## [Set problem]
Would it be possible to write out each entry below exactly, without the pictures?

━━ Available data

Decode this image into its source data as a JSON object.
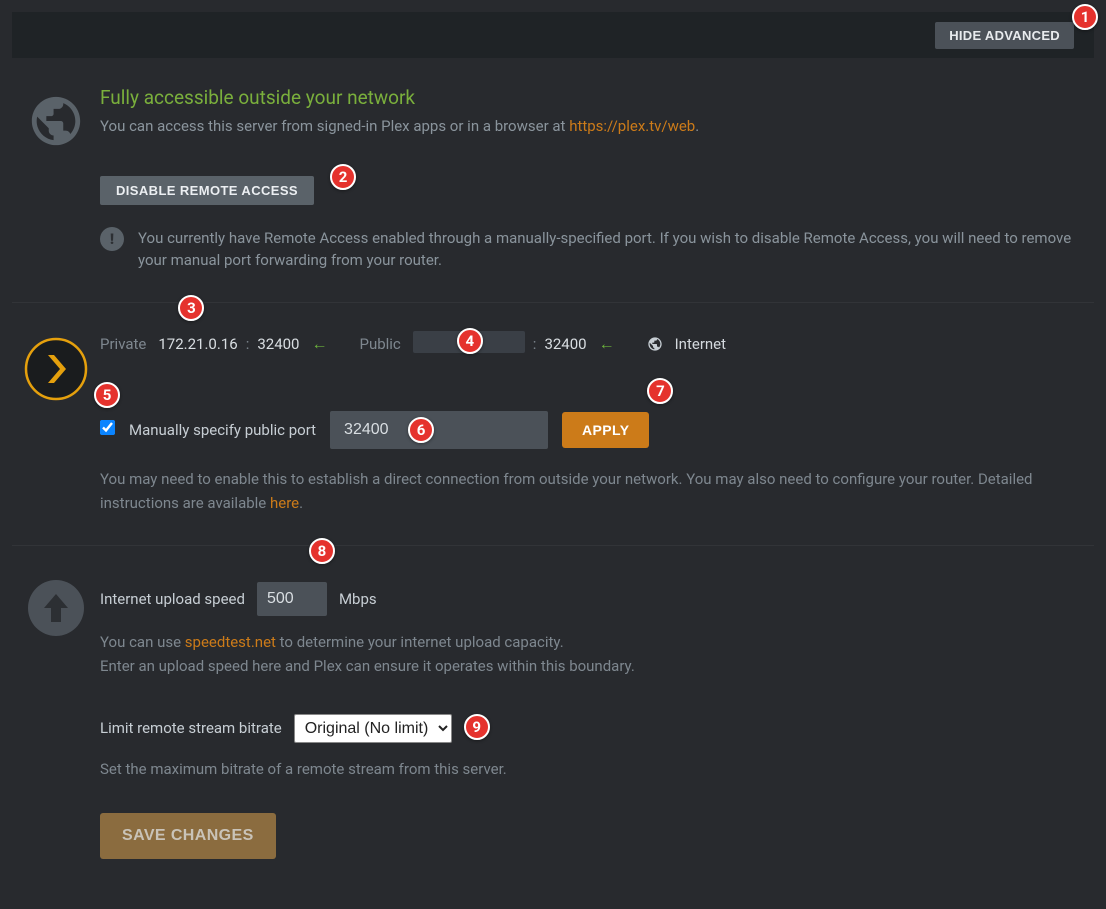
{
  "topbar": {
    "hide_advanced": "HIDE ADVANCED"
  },
  "access": {
    "title": "Fully accessible outside your network",
    "desc_prefix": "You can access this server from signed-in Plex apps or in a browser at ",
    "desc_link": "https://plex.tv/web",
    "disable_btn": "DISABLE REMOTE ACCESS",
    "info_text": "You currently have Remote Access enabled through a manually-specified port. If you wish to disable Remote Access, you will need to remove your manual port forwarding from your router."
  },
  "network": {
    "private_label": "Private",
    "private_ip": "172.21.0.16",
    "private_port": "32400",
    "public_label": "Public",
    "public_port": "32400",
    "internet_label": "Internet",
    "manual_port_label": "Manually specify public port",
    "manual_port_value": "32400",
    "apply_btn": "APPLY",
    "help_prefix": "You may need to enable this to establish a direct connection from outside your network. You may also need to configure your router. Detailed instructions are available ",
    "help_link": "here"
  },
  "upload": {
    "speed_label": "Internet upload speed",
    "speed_value": "500",
    "speed_unit": "Mbps",
    "speed_help_prefix": "You can use ",
    "speed_help_link": "speedtest.net",
    "speed_help_suffix": " to determine your internet upload capacity.",
    "speed_help_line2": "Enter an upload speed here and Plex can ensure it operates within this boundary.",
    "bitrate_label": "Limit remote stream bitrate",
    "bitrate_value": "Original (No limit)",
    "bitrate_help": "Set the maximum bitrate of a remote stream from this server."
  },
  "save_btn": "SAVE CHANGES",
  "badges": [
    "1",
    "2",
    "3",
    "4",
    "5",
    "6",
    "7",
    "8",
    "9"
  ]
}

━━━━

## [Answer in full]
Decode this image into its source data as a JSON object.
{
  "topbar": {
    "hide_advanced": "HIDE ADVANCED"
  },
  "access": {
    "title": "Fully accessible outside your network",
    "desc_prefix": "You can access this server from signed-in Plex apps or in a browser at ",
    "desc_link": "https://plex.tv/web",
    "disable_btn": "DISABLE REMOTE ACCESS",
    "info_text": "You currently have Remote Access enabled through a manually-specified port. If you wish to disable Remote Access, you will need to remove your manual port forwarding from your router."
  },
  "network": {
    "private_label": "Private",
    "private_ip": "172.21.0.16",
    "private_port": "32400",
    "public_label": "Public",
    "public_port": "32400",
    "internet_label": "Internet",
    "manual_port_label": "Manually specify public port",
    "manual_port_value": "32400",
    "apply_btn": "APPLY",
    "help_prefix": "You may need to enable this to establish a direct connection from outside your network. You may also need to configure your router. Detailed instructions are available ",
    "help_link": "here"
  },
  "upload": {
    "speed_label": "Internet upload speed",
    "speed_value": "500",
    "speed_unit": "Mbps",
    "speed_help_prefix": "You can use ",
    "speed_help_link": "speedtest.net",
    "speed_help_suffix": " to determine your internet upload capacity.",
    "speed_help_line2": "Enter an upload speed here and Plex can ensure it operates within this boundary.",
    "bitrate_label": "Limit remote stream bitrate",
    "bitrate_value": "Original (No limit)",
    "bitrate_help": "Set the maximum bitrate of a remote stream from this server."
  },
  "save_btn": "SAVE CHANGES",
  "badges": [
    "1",
    "2",
    "3",
    "4",
    "5",
    "6",
    "7",
    "8",
    "9"
  ]
}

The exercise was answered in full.